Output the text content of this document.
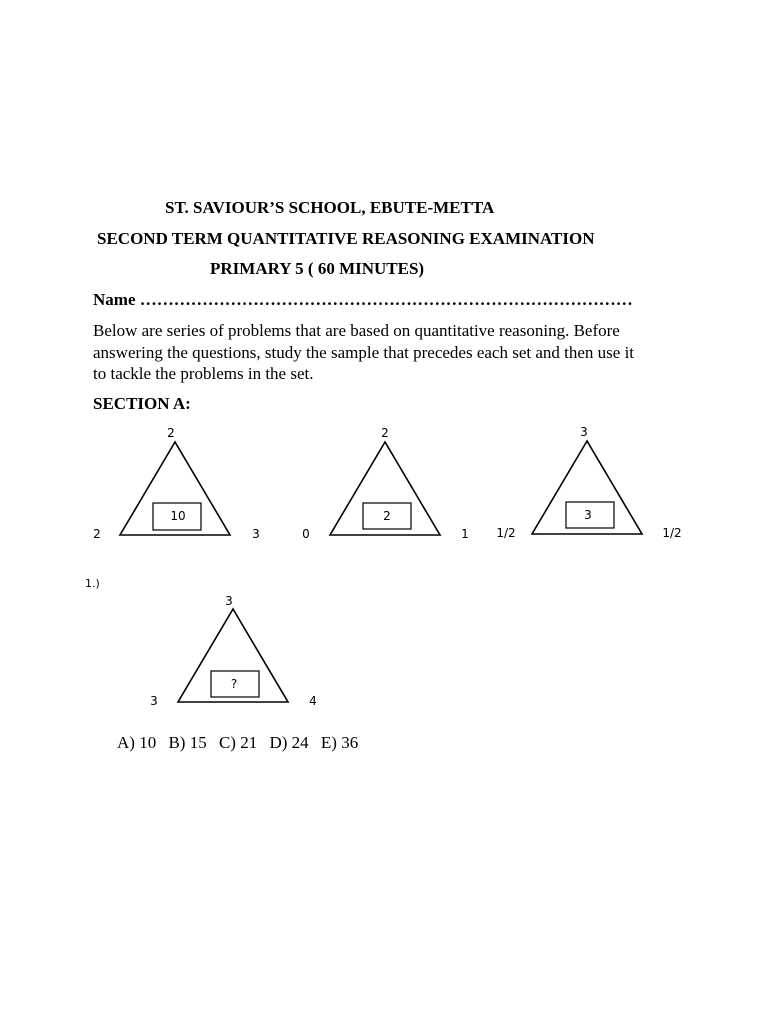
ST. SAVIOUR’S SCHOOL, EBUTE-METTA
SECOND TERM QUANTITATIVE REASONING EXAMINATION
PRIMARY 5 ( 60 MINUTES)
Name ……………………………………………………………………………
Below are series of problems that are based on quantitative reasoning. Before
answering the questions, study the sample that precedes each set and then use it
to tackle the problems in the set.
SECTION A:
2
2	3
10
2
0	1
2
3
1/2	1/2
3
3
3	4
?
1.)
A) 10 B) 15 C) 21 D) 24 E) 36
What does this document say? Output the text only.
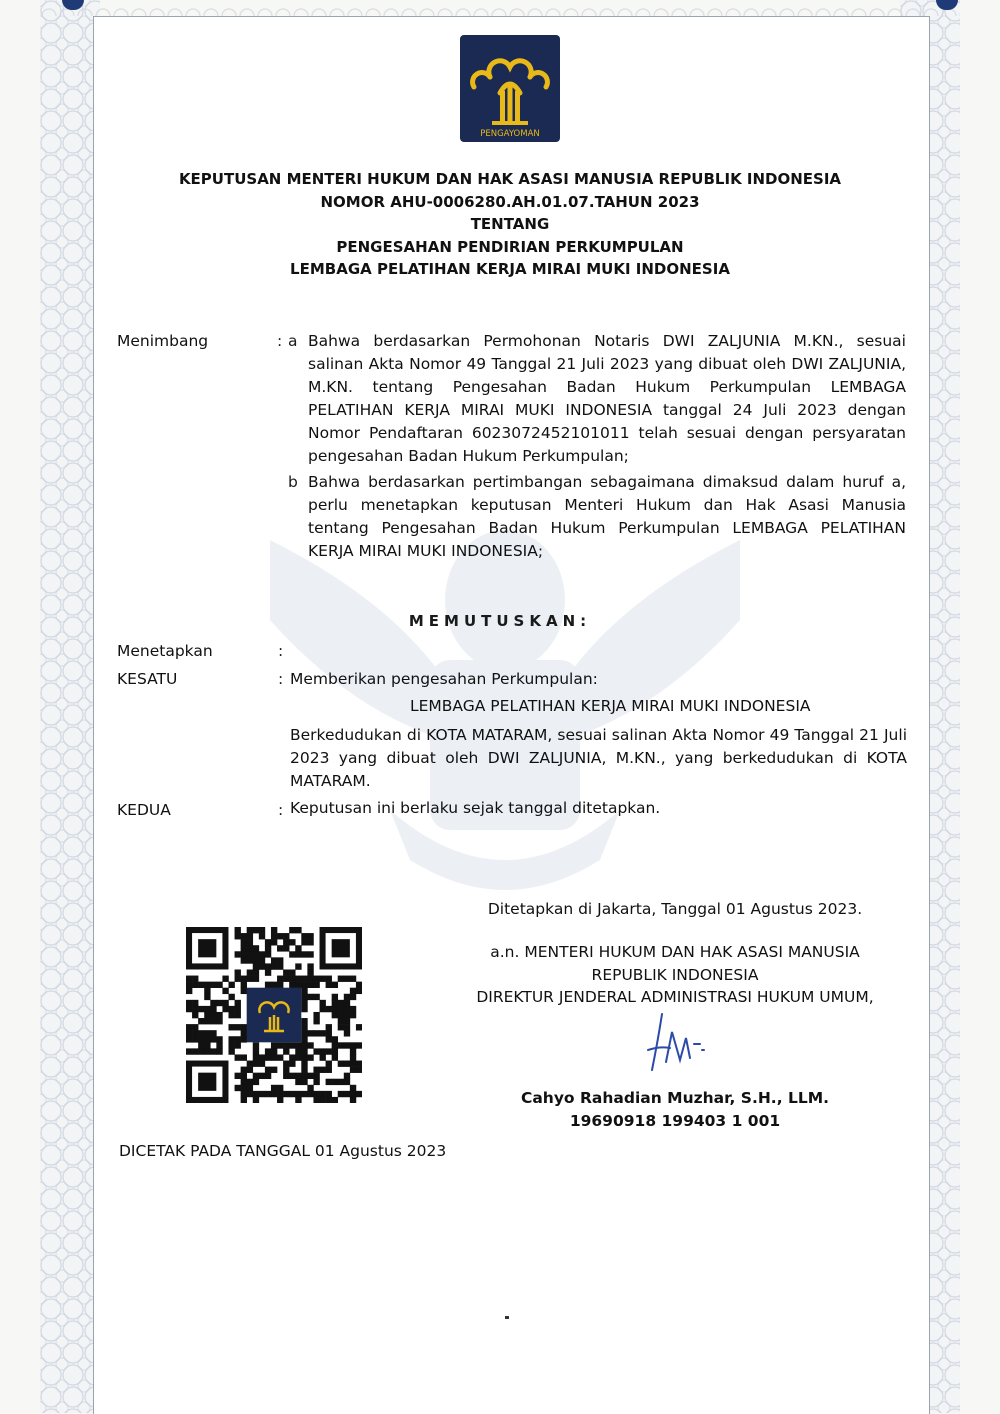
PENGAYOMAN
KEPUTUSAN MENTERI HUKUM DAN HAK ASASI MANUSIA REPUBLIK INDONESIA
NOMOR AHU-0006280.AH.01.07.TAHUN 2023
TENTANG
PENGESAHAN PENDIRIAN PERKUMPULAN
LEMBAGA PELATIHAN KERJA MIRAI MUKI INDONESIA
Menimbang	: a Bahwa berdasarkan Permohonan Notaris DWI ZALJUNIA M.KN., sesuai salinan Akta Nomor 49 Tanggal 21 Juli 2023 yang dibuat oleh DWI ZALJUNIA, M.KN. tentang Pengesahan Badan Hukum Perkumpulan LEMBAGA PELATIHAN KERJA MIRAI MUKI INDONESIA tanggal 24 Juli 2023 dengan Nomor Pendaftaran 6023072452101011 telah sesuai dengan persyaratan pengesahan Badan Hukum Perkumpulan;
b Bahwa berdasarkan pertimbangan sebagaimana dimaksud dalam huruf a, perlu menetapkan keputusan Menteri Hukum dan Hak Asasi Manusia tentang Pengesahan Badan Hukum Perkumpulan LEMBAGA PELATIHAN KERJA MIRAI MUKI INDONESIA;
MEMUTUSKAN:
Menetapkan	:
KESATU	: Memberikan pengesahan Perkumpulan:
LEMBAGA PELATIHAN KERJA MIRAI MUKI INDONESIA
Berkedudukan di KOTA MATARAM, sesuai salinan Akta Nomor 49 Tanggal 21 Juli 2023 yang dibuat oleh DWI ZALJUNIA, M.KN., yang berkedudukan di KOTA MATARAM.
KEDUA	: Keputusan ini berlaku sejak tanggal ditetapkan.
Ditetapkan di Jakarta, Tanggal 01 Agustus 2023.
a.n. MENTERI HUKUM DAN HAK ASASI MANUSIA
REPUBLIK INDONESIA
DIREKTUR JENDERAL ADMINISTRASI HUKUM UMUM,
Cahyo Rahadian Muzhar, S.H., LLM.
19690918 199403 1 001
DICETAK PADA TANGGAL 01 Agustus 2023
◆ ◆ ◆
Instructions for the task:
Every line above should be repeated exactly; pictures stay out of the copy.

The answer:
Output the text content of this document.
ST. SAVIOUR’S SCHOOL, EBUTE-METTA
SECOND TERM QUANTITATIVE REASONING EXAMINATION
PRIMARY 5 ( 60 MINUTES)
Name ……………………………………………………………………………
Below are series of problems that are based on quantitative reasoning. Before
answering the questions, study the sample that precedes each set and then use it
to tackle the problems in the set.
SECTION A:
2
2	3
10
2
0	1
2
3
1/2	1/2
3
3
3	4
?
1.)
A) 10 B) 15 C) 21 D) 24 E) 36
What does this document say? Output the text only.
PENGAYOMAN
KEPUTUSAN MENTERI HUKUM DAN HAK ASASI MANUSIA REPUBLIK INDONESIA
NOMOR AHU-0006280.AH.01.07.TAHUN 2023
TENTANG
PENGESAHAN PENDIRIAN PERKUMPULAN
LEMBAGA PELATIHAN KERJA MIRAI MUKI INDONESIA
Menimbang	: a Bahwa berdasarkan Permohonan Notaris DWI ZALJUNIA M.KN., sesuai salinan Akta Nomor 49 Tanggal 21 Juli 2023 yang dibuat oleh DWI ZALJUNIA, M.KN. tentang Pengesahan Badan Hukum Perkumpulan LEMBAGA PELATIHAN KERJA MIRAI MUKI INDONESIA tanggal 24 Juli 2023 dengan Nomor Pendaftaran 6023072452101011 telah sesuai dengan persyaratan pengesahan Badan Hukum Perkumpulan;
b Bahwa berdasarkan pertimbangan sebagaimana dimaksud dalam huruf a, perlu menetapkan keputusan Menteri Hukum dan Hak Asasi Manusia tentang Pengesahan Badan Hukum Perkumpulan LEMBAGA PELATIHAN KERJA MIRAI MUKI INDONESIA;
MEMUTUSKAN:
Menetapkan	:
KESATU	: Memberikan pengesahan Perkumpulan:
LEMBAGA PELATIHAN KERJA MIRAI MUKI INDONESIA
Berkedudukan di KOTA MATARAM, sesuai salinan Akta Nomor 49 Tanggal 21 Juli 2023 yang dibuat oleh DWI ZALJUNIA, M.KN., yang berkedudukan di KOTA MATARAM.
KEDUA	: Keputusan ini berlaku sejak tanggal ditetapkan.
Ditetapkan di Jakarta, Tanggal 01 Agustus 2023.
a.n. MENTERI HUKUM DAN HAK ASASI MANUSIA
REPUBLIK INDONESIA
DIREKTUR JENDERAL ADMINISTRASI HUKUM UMUM,
Cahyo Rahadian Muzhar, S.H., LLM.
19690918 199403 1 001
DICETAK PADA TANGGAL 01 Agustus 2023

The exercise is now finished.